### TASK PROMPT
Below is a block of records. Copy every line in it that contains the word "Pažymėkite".

(Recorded data)
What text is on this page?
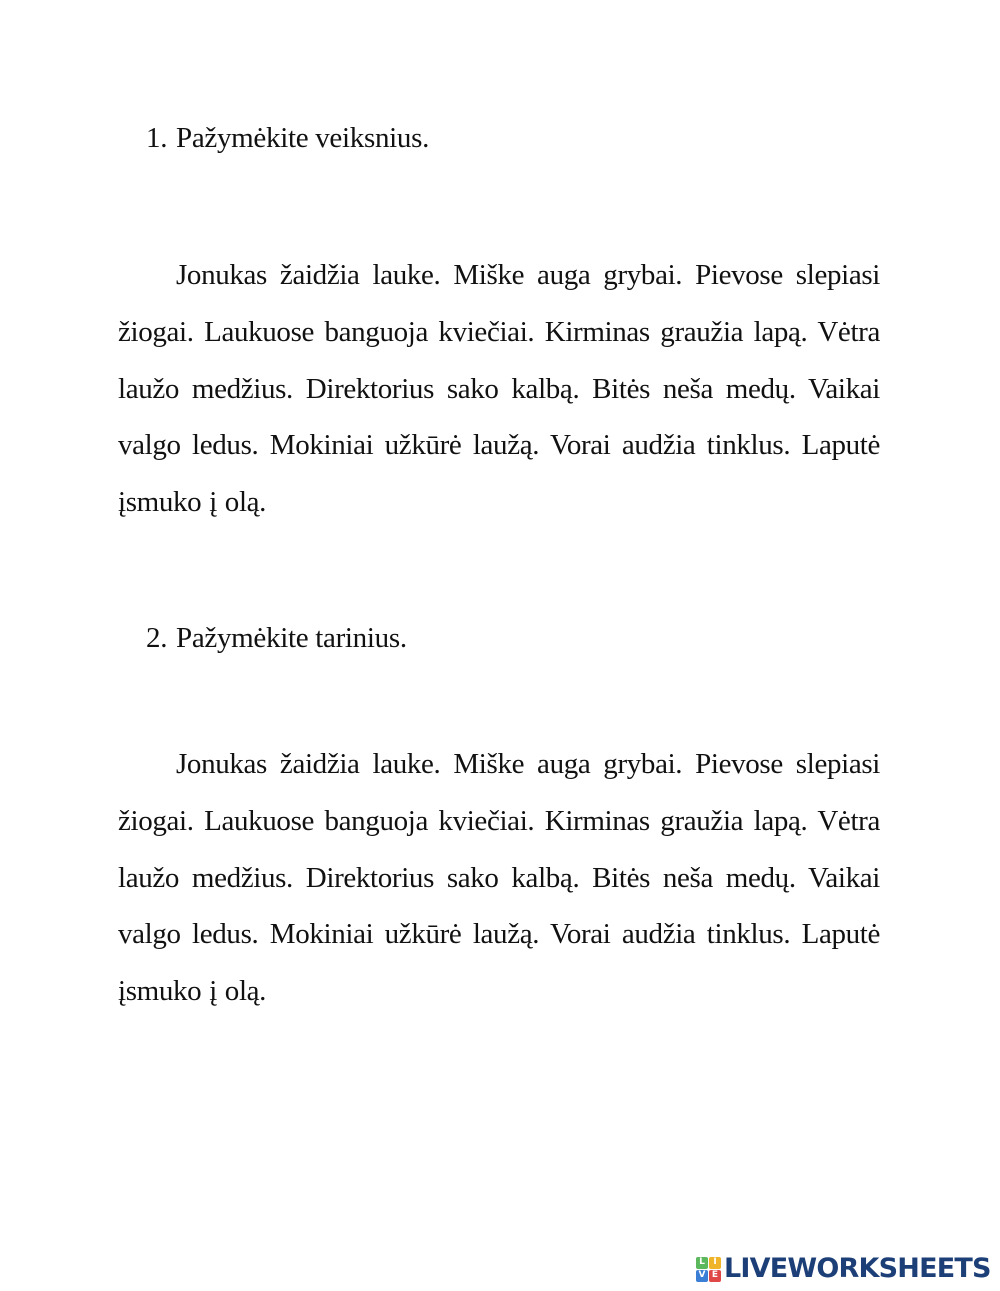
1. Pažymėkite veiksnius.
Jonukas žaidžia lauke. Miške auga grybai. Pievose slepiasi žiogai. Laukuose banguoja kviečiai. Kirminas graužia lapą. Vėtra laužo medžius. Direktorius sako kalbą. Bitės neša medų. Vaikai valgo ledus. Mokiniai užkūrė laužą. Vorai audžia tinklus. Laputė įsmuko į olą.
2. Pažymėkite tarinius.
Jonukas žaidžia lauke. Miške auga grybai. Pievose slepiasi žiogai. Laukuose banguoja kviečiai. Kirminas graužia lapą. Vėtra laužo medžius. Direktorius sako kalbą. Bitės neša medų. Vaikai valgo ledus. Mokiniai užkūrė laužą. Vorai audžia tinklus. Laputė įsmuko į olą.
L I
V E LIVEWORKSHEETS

### RESPONSE
1. Pažymėkite veiksnius.
2. Pažymėkite tarinius.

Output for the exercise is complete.